*RECORD SET*.
════════════════════

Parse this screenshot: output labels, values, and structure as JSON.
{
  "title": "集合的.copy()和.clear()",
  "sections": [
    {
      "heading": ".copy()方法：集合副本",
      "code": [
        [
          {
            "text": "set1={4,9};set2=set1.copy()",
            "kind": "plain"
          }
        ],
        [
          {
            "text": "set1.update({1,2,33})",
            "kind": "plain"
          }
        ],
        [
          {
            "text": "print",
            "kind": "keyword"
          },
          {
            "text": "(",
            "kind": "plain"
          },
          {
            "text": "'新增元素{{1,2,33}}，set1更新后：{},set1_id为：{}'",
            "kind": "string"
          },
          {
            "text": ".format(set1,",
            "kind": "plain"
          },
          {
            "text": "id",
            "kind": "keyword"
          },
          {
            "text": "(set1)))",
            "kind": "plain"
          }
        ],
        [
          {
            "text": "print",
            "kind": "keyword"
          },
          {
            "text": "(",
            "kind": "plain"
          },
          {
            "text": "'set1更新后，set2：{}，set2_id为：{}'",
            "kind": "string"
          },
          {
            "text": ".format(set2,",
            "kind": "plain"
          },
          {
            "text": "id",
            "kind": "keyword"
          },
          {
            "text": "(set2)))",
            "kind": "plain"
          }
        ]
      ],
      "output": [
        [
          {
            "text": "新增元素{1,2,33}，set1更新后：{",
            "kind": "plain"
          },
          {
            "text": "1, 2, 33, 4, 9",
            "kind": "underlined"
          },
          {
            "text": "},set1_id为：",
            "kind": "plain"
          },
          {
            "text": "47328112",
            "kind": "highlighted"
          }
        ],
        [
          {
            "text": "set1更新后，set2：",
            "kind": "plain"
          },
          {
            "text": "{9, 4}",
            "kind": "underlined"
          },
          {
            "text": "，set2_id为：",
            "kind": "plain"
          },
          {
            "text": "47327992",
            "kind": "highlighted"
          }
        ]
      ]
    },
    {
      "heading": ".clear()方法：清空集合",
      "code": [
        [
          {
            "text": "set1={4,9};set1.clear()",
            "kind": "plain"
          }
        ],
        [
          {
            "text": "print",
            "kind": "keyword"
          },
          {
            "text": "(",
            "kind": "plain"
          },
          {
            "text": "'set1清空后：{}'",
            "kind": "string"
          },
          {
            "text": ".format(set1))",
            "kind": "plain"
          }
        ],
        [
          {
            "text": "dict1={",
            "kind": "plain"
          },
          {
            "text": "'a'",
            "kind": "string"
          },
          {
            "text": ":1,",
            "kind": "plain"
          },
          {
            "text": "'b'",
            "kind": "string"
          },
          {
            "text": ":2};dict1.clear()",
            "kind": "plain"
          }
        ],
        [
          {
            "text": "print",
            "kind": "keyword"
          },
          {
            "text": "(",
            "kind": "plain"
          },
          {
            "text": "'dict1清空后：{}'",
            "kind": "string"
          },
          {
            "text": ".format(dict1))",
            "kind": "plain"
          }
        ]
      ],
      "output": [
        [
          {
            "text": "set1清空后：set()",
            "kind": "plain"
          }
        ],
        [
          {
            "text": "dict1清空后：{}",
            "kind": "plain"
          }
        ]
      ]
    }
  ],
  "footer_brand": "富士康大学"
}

════════════════════

*WORK TO BE COMPLETED*. Search the records for the word "clear". Copy every line that has it.

*OUTPUT FOR THIS EXERCISE*.
  "title": "集合的.copy()和.clear()",
      "heading": ".clear()方法：清空集合",
            "text": "set1={4,9};set1.clear()",
            "text": ":2};dict1.clear()",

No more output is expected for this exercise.